Directions for this task: Can the data below be set down again exactly, line for line?

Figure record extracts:

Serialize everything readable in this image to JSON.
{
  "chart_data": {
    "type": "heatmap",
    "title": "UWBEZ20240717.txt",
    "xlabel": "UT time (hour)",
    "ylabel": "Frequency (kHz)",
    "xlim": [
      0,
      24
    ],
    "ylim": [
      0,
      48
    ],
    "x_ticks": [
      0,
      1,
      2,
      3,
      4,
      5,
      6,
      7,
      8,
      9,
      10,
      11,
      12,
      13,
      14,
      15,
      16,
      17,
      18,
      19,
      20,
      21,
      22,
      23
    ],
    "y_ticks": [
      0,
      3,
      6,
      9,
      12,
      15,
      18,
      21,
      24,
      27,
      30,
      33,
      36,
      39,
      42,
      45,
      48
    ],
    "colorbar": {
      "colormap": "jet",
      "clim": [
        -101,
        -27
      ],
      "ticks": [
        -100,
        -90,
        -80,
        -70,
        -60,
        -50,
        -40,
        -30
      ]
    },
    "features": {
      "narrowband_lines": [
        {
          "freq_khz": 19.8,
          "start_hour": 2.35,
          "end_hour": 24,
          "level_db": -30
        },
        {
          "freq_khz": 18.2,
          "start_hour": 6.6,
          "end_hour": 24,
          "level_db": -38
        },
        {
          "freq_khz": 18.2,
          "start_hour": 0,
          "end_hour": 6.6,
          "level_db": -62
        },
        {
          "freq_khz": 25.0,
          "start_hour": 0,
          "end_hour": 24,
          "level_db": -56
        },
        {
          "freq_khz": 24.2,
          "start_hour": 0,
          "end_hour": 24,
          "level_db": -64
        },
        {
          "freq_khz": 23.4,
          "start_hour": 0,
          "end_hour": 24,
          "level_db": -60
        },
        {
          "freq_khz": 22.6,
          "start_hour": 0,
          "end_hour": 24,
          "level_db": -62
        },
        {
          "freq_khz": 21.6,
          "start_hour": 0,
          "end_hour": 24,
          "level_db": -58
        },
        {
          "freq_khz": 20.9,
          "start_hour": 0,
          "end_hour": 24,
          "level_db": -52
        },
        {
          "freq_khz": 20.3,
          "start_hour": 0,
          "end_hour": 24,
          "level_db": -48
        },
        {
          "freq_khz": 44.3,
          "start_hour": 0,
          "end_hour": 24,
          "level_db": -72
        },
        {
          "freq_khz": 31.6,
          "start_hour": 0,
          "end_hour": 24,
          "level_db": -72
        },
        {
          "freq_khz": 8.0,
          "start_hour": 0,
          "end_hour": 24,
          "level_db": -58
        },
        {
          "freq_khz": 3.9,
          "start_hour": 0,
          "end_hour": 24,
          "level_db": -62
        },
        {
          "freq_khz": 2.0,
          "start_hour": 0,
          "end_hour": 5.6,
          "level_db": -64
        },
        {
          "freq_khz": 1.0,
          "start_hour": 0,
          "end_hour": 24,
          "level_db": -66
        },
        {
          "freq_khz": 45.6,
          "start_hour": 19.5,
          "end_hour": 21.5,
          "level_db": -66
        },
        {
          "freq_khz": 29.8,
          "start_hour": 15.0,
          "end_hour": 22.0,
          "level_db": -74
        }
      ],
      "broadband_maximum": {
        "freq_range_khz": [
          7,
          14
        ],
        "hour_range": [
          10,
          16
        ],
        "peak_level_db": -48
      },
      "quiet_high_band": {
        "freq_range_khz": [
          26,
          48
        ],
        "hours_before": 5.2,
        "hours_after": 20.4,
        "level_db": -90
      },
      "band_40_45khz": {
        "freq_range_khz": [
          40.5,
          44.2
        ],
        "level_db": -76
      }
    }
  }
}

Solution to this exercise:
Serialize everything readable in this image to JSON.
{
  "chart_data": {
    "type": "heatmap",
    "title": "UWBEZ20240717.txt",
    "xlabel": "UT time (hour)",
    "ylabel": "Frequency (kHz)",
    "xlim": [
      0,
      24
    ],
    "ylim": [
      0,
      48
    ],
    "x_ticks": [
      0,
      1,
      2,
      3,
      4,
      5,
      6,
      7,
      8,
      9,
      10,
      11,
      12,
      13,
      14,
      15,
      16,
      17,
      18,
      19,
      20,
      21,
      22,
      23
    ],
    "y_ticks": [
      0,
      3,
      6,
      9,
      12,
      15,
      18,
      21,
      24,
      27,
      30,
      33,
      36,
      39,
      42,
      45,
      48
    ],
    "colorbar": {
      "colormap": "jet",
      "clim": [
        -101,
        -27
      ],
      "ticks": [
        -100,
        -90,
        -80,
        -70,
        -60,
        -50,
        -40,
        -30
      ]
    },
    "features": {
      "narrowband_lines": [
        {
          "freq_khz": 19.8,
          "start_hour": 2.35,
          "end_hour": 24,
          "level_db": -30
        },
        {
          "freq_khz": 18.2,
          "start_hour": 6.6,
          "end_hour": 24,
          "level_db": -38
        },
        {
          "freq_khz": 18.2,
          "start_hour": 0,
          "end_hour": 6.6,
          "level_db": -62
        },
        {
          "freq_khz": 25.0,
          "start_hour": 0,
          "end_hour": 24,
          "level_db": -56
        },
        {
          "freq_khz": 24.2,
          "start_hour": 0,
          "end_hour": 24,
          "level_db": -64
        },
        {
          "freq_khz": 23.4,
          "start_hour": 0,
          "end_hour": 24,
          "level_db": -60
        },
        {
          "freq_khz": 22.6,
          "start_hour": 0,
          "end_hour": 24,
          "level_db": -62
        },
        {
          "freq_khz": 21.6,
          "start_hour": 0,
          "end_hour": 24,
          "level_db": -58
        },
        {
          "freq_khz": 20.9,
          "start_hour": 0,
          "end_hour": 24,
          "level_db": -52
        },
        {
          "freq_khz": 20.3,
          "start_hour": 0,
          "end_hour": 24,
          "level_db": -48
        },
        {
          "freq_khz": 44.3,
          "start_hour": 0,
          "end_hour": 24,
          "level_db": -72
        },
        {
          "freq_khz": 31.6,
          "start_hour": 0,
          "end_hour": 24,
          "level_db": -72
        },
        {
          "freq_khz": 8.0,
          "start_hour": 0,
          "end_hour": 24,
          "level_db": -58
        },
        {
          "freq_khz": 3.9,
          "start_hour": 0,
          "end_hour": 24,
          "level_db": -62
        },
        {
          "freq_khz": 2.0,
          "start_hour": 0,
          "end_hour": 5.6,
          "level_db": -64
        },
        {
          "freq_khz": 1.0,
          "start_hour": 0,
          "end_hour": 24,
          "level_db": -66
        },
        {
          "freq_khz": 45.6,
          "start_hour": 19.5,
          "end_hour": 21.5,
          "level_db": -66
        },
        {
          "freq_khz": 29.8,
          "start_hour": 15.0,
          "end_hour": 22.0,
          "level_db": -74
        }
      ],
      "broadband_maximum": {
        "freq_range_khz": [
          7,
          14
        ],
        "hour_range": [
          10,
          16
        ],
        "peak_level_db": -48
      },
      "quiet_high_band": {
        "freq_range_khz": [
          26,
          48
        ],
        "hours_before": 5.2,
        "hours_after": 20.4,
        "level_db": -90
      },
      "band_40_45khz": {
        "freq_range_khz": [
          40.5,
          44.2
        ],
        "level_db": -76
      }
    }
  }
}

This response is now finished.